■ **EXERCISE DIRECTIONS**
Copy out the entries in full and with complete accuracy; pictures are excluded.

-------- STORED ROWS --------

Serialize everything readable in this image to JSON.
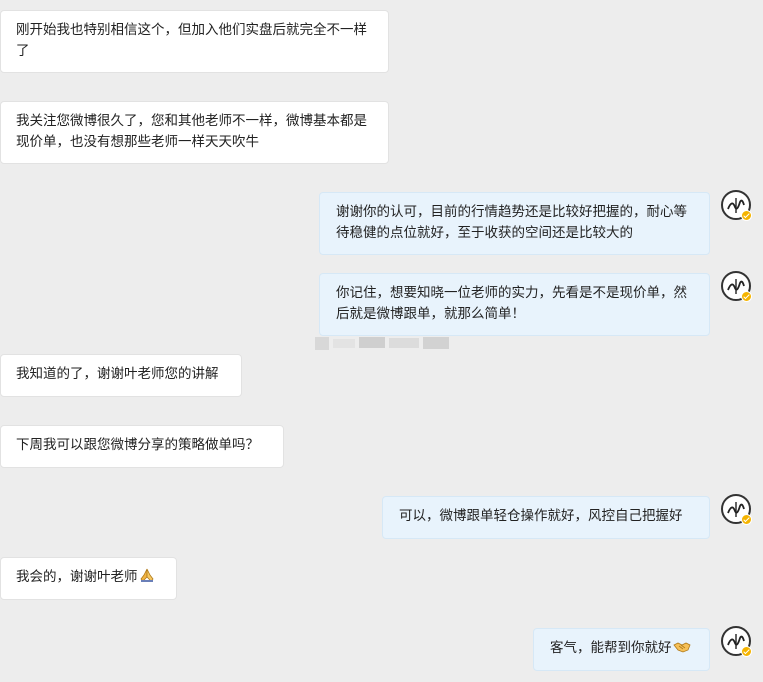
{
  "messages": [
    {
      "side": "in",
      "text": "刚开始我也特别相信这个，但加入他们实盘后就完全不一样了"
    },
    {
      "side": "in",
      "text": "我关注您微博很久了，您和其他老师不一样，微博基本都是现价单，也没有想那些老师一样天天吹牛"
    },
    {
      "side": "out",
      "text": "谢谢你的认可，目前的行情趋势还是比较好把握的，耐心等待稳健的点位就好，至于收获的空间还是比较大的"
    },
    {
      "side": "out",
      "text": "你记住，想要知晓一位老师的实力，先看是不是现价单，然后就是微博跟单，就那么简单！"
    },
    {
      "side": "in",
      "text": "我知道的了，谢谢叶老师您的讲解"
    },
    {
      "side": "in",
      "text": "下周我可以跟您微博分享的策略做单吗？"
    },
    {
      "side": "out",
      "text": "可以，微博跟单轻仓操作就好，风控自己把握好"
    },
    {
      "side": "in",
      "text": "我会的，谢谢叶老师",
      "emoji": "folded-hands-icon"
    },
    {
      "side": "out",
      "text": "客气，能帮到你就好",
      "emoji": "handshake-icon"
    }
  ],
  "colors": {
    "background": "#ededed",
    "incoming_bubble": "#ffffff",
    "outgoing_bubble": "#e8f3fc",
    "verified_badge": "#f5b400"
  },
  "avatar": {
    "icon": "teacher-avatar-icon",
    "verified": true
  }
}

--------

■ **ANSWER TO THIS TASK**
Serialize everything readable in this image to JSON.
{
  "messages": [
    {
      "side": "in",
      "text": "刚开始我也特别相信这个，但加入他们实盘后就完全不一样了"
    },
    {
      "side": "in",
      "text": "我关注您微博很久了，您和其他老师不一样，微博基本都是现价单，也没有想那些老师一样天天吹牛"
    },
    {
      "side": "out",
      "text": "谢谢你的认可，目前的行情趋势还是比较好把握的，耐心等待稳健的点位就好，至于收获的空间还是比较大的"
    },
    {
      "side": "out",
      "text": "你记住，想要知晓一位老师的实力，先看是不是现价单，然后就是微博跟单，就那么简单！"
    },
    {
      "side": "in",
      "text": "我知道的了，谢谢叶老师您的讲解"
    },
    {
      "side": "in",
      "text": "下周我可以跟您微博分享的策略做单吗？"
    },
    {
      "side": "out",
      "text": "可以，微博跟单轻仓操作就好，风控自己把握好"
    },
    {
      "side": "in",
      "text": "我会的，谢谢叶老师",
      "emoji": "folded-hands-icon"
    },
    {
      "side": "out",
      "text": "客气，能帮到你就好",
      "emoji": "handshake-icon"
    }
  ],
  "colors": {
    "background": "#ededed",
    "incoming_bubble": "#ffffff",
    "outgoing_bubble": "#e8f3fc",
    "verified_badge": "#f5b400"
  },
  "avatar": {
    "icon": "teacher-avatar-icon",
    "verified": true
  }
}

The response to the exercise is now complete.